(Dataset records)
===
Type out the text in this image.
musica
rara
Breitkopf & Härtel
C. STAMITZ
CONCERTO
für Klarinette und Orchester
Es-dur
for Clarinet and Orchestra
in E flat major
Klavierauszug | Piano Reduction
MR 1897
===
**Stated goal**: Exactly as written, please output every entry.

**Response**:
Type out the text in this image.
musica
rara
Breitkopf & Härtel
C. STAMITZ
CONCERTO
für Klarinette und Orchester
Es-dur
for Clarinet and Orchestra
in E flat major
Klavierauszug | Piano Reduction
MR 1897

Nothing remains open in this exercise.